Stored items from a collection
■ ■ ■

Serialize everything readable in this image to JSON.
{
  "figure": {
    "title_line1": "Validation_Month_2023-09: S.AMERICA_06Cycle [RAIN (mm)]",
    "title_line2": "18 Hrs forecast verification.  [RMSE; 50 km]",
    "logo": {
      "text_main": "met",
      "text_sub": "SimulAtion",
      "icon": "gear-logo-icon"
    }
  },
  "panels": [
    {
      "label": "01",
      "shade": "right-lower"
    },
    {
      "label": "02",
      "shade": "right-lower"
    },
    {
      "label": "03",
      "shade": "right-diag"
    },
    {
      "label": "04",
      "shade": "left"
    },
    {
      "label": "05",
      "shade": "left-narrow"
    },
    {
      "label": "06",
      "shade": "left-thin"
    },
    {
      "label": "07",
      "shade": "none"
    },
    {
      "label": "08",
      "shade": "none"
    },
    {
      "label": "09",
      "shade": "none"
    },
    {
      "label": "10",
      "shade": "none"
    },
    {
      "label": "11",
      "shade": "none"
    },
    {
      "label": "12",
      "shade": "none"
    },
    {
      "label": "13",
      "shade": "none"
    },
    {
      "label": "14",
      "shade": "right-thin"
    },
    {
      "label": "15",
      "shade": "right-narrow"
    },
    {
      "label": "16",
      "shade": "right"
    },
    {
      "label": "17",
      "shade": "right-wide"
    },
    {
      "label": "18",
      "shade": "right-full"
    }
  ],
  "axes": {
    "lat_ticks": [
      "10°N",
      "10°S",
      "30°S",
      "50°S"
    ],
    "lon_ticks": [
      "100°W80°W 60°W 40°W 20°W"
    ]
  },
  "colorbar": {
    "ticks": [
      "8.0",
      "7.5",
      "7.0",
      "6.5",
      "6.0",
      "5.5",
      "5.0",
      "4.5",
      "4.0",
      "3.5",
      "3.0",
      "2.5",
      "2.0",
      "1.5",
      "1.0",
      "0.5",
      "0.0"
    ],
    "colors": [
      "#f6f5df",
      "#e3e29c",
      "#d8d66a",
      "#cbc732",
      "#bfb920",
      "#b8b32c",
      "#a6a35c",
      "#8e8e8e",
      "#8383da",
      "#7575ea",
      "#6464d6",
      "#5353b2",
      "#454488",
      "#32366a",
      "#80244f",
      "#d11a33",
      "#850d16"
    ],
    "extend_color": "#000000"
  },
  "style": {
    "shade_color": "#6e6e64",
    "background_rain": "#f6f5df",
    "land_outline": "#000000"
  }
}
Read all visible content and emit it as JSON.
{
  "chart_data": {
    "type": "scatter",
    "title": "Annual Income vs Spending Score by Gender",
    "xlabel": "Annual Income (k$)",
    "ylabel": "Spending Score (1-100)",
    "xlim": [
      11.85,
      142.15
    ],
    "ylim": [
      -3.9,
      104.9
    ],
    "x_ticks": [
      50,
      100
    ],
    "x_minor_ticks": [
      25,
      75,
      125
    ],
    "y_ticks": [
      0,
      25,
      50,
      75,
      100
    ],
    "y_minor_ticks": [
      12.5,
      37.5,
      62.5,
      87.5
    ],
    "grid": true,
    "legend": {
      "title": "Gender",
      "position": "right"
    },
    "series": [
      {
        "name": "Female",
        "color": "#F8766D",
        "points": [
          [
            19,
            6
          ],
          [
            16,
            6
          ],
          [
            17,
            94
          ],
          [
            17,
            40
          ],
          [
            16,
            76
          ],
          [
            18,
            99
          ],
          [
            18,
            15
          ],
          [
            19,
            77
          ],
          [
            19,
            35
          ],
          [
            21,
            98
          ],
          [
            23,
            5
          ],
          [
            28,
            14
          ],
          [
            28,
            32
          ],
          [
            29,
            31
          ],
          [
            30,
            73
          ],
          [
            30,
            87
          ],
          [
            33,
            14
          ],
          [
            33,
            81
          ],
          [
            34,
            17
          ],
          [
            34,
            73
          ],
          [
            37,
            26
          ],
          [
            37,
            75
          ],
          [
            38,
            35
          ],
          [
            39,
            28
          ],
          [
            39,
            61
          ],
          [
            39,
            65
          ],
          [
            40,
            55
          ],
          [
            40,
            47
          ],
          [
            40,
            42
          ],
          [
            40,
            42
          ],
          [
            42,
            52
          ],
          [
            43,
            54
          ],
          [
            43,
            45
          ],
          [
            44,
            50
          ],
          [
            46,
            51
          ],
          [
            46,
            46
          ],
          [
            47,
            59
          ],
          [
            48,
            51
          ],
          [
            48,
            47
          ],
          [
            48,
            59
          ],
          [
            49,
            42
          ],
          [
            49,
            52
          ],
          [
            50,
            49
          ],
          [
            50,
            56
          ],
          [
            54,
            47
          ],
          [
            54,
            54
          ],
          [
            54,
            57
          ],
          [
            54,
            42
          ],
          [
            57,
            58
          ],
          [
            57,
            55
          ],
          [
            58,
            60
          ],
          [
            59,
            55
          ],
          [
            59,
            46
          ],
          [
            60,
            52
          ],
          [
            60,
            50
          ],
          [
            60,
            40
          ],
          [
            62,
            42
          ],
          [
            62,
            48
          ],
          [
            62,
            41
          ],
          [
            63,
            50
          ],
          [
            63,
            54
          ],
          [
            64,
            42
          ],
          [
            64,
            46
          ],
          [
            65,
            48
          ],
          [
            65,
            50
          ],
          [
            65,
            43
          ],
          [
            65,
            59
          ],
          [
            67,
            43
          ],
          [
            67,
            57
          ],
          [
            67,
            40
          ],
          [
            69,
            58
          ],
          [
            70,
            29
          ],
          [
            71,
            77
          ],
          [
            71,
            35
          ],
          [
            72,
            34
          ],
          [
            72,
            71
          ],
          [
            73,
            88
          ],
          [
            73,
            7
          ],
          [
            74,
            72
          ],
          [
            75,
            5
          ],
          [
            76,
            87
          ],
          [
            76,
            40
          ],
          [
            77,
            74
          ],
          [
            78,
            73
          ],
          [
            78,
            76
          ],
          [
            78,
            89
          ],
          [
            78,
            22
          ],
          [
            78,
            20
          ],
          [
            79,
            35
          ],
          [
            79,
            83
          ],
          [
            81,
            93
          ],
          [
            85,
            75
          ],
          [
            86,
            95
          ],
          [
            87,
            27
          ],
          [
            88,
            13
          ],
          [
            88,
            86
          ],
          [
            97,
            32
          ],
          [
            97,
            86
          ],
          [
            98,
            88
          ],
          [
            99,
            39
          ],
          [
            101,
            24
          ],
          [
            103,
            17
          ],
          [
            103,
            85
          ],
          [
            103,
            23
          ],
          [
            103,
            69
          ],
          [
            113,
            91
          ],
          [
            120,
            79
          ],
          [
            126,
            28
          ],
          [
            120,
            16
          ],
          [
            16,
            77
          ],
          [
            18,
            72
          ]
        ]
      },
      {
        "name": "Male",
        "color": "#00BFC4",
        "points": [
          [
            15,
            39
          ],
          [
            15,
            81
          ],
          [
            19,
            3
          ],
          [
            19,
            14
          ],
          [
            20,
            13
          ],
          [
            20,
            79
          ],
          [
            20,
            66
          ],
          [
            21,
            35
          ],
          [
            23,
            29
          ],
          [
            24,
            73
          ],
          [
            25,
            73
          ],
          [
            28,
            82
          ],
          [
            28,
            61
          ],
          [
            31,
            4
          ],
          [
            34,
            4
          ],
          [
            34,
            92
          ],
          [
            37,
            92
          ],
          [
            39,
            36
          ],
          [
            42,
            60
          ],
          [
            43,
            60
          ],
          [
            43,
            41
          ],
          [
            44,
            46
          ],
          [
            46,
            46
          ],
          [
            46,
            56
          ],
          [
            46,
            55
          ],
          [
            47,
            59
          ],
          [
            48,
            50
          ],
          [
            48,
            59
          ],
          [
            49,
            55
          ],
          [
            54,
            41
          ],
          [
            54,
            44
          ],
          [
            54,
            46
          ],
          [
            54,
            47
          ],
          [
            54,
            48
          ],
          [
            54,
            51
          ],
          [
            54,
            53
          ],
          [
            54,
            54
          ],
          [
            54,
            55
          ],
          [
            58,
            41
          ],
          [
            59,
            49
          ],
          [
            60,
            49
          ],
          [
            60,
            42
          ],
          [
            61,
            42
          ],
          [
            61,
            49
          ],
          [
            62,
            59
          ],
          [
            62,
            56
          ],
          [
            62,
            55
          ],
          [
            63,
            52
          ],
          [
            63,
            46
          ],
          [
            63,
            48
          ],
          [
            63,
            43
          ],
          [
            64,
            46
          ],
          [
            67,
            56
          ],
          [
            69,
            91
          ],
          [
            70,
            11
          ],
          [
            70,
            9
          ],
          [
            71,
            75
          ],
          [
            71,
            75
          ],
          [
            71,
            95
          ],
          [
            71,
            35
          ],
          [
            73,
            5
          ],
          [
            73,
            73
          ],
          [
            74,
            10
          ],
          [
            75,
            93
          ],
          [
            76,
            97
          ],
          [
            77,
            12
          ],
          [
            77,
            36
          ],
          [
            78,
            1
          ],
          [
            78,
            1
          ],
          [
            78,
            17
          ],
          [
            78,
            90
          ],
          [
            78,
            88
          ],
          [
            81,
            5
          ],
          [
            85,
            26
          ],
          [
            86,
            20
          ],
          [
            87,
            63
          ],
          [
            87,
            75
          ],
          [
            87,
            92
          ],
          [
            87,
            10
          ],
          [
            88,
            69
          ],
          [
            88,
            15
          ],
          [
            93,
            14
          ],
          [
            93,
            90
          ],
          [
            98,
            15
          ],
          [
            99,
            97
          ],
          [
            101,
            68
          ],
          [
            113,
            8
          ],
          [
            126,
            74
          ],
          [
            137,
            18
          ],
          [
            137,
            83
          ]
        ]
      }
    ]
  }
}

■ ■ ■

▶ Written instruction:
List the lines that contain the word "left".

▶ Response to the task:
      "shade": "left"
      "shade": "left-narrow"
      "shade": "left-thin"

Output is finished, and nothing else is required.